** start Supplied entries **
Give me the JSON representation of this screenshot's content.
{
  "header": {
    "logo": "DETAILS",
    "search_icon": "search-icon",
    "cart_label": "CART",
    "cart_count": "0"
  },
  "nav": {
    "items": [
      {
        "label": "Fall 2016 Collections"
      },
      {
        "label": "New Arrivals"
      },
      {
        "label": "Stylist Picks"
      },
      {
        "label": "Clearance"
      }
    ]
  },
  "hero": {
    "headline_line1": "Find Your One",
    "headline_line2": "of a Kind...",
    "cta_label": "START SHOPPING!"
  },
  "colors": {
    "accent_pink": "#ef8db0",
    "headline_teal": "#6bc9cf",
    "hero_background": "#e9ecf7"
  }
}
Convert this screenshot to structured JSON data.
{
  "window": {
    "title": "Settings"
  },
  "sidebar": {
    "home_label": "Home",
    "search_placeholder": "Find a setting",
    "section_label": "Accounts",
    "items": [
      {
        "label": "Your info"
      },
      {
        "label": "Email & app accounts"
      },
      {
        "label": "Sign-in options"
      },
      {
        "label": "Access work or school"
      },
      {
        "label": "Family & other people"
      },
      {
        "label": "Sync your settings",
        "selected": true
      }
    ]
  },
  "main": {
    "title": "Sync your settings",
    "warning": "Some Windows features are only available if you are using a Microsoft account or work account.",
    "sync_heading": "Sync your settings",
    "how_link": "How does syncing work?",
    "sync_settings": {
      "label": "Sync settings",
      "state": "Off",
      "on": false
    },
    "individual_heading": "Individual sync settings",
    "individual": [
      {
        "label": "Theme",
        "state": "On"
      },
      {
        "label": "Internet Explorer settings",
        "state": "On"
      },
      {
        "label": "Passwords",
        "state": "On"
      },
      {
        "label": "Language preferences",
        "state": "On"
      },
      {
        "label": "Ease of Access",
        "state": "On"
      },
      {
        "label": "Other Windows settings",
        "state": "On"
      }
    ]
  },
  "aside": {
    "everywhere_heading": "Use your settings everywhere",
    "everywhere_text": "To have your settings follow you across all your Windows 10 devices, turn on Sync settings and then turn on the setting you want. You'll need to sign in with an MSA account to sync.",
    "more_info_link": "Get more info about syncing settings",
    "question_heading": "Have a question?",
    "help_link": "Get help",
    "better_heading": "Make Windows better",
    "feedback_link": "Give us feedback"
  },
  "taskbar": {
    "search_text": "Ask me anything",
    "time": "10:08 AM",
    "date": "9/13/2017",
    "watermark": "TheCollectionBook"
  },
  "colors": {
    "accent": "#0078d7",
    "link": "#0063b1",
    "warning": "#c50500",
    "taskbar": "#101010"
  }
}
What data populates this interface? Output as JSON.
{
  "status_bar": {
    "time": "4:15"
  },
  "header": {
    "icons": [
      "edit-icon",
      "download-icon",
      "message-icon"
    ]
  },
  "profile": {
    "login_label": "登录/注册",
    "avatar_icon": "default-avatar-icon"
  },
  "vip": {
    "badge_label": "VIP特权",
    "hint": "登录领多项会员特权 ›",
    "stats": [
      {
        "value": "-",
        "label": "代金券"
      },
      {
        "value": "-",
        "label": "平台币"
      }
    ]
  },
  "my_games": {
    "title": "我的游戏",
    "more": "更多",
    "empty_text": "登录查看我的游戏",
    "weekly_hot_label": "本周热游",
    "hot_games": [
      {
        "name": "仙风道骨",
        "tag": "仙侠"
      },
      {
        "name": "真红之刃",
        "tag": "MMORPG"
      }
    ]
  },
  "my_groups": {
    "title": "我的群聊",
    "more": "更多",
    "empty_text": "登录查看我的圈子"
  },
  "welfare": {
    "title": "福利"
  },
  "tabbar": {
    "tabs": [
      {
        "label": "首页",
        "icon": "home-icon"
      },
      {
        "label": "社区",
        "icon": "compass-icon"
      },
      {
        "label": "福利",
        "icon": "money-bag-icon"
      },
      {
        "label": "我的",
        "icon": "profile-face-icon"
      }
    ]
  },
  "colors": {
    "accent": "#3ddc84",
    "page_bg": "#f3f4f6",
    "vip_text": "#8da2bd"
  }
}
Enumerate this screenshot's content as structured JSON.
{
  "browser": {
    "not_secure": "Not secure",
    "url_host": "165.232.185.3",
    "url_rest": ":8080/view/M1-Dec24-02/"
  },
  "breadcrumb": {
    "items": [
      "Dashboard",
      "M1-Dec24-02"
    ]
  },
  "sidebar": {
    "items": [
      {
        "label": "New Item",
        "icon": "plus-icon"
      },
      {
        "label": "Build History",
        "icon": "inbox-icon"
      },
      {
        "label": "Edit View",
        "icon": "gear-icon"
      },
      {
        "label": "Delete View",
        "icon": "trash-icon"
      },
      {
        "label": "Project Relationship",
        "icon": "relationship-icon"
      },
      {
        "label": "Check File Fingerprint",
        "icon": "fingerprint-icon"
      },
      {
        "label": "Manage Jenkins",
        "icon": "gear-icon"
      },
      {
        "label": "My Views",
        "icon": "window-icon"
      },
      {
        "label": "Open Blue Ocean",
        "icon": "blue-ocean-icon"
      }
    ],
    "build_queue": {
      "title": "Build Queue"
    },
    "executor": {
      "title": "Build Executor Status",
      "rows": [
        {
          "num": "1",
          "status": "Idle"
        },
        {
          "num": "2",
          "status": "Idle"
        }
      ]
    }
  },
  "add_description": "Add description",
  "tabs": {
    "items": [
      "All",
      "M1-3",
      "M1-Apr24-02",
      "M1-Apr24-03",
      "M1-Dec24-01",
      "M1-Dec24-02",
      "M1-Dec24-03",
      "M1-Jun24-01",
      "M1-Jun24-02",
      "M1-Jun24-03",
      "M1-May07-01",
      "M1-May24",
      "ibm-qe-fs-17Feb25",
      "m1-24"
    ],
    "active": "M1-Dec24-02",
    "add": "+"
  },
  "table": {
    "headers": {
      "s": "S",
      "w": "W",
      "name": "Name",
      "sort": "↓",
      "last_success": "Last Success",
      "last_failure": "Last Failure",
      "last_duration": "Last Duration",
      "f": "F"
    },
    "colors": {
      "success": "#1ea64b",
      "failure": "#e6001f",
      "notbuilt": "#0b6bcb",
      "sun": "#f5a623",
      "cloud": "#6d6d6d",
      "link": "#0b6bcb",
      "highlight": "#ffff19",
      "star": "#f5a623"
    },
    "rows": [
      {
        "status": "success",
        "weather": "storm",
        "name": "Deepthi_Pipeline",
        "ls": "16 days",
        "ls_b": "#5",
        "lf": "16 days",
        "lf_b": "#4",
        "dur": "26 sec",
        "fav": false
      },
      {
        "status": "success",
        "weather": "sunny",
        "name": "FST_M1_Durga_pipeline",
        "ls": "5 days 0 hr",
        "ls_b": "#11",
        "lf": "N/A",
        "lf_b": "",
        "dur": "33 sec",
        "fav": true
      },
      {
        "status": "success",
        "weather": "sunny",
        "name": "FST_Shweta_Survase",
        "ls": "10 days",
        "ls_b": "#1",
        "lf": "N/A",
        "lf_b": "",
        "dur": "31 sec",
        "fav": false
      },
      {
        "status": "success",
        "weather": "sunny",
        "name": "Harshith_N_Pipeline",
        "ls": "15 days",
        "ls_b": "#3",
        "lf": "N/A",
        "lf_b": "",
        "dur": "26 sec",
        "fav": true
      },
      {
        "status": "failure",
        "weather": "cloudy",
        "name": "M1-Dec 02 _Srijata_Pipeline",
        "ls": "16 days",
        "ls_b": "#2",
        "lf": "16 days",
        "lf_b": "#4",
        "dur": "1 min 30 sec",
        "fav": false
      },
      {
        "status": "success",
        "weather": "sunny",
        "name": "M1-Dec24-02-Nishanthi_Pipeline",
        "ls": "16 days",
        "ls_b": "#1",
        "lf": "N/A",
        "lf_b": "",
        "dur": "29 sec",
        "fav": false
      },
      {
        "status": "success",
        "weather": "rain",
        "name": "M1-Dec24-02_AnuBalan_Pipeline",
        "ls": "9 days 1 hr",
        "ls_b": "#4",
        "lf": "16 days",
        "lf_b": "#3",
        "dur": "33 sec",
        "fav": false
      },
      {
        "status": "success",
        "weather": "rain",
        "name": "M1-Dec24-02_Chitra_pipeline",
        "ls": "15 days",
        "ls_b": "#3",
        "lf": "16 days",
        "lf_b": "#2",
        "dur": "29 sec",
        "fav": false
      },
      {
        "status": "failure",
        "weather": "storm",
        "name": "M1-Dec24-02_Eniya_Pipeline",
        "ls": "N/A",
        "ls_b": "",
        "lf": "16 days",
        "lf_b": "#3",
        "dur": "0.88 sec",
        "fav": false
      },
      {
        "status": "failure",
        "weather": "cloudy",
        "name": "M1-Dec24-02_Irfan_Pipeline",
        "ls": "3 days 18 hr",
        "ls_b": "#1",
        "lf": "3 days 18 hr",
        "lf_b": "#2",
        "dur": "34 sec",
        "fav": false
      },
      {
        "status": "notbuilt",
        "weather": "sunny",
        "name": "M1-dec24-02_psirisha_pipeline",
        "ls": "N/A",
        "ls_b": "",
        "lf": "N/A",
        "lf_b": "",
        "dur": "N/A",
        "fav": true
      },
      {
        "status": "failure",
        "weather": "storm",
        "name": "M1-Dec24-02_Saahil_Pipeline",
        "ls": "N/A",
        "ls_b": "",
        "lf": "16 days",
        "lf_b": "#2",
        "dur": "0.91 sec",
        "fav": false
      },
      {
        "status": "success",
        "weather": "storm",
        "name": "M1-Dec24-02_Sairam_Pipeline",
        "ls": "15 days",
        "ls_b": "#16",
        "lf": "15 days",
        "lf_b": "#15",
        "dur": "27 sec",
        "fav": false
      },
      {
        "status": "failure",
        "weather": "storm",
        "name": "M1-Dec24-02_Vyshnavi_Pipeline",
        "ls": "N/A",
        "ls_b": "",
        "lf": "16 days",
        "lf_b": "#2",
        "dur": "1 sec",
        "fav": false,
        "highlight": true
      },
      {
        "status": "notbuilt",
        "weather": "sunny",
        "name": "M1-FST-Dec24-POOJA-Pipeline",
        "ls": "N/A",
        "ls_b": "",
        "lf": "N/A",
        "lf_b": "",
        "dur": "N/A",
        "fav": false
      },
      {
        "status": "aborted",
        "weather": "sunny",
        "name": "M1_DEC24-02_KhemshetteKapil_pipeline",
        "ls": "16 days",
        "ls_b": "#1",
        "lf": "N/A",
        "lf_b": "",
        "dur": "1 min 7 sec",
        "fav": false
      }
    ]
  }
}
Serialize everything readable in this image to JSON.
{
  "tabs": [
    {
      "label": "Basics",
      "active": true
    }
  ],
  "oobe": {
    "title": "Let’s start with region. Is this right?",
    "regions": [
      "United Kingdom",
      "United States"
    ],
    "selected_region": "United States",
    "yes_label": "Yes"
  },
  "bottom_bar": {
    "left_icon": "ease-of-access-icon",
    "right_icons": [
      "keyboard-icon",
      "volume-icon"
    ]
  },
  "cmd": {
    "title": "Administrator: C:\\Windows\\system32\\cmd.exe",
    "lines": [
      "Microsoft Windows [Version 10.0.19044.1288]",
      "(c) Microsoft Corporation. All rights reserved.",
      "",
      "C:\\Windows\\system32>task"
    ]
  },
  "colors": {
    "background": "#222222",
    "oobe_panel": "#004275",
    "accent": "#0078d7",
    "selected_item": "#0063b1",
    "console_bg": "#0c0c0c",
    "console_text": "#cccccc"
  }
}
** end Supplied entries **
*The request*.
Gather each line from the listing above that holds "JSON".

*Result for this task*.
Give me the JSON representation of this screenshot's content.
Convert this screenshot to structured JSON data.
What data populates this interface? Output as JSON.
Enumerate this screenshot's content as structured JSON.
Serialize everything readable in this image to JSON.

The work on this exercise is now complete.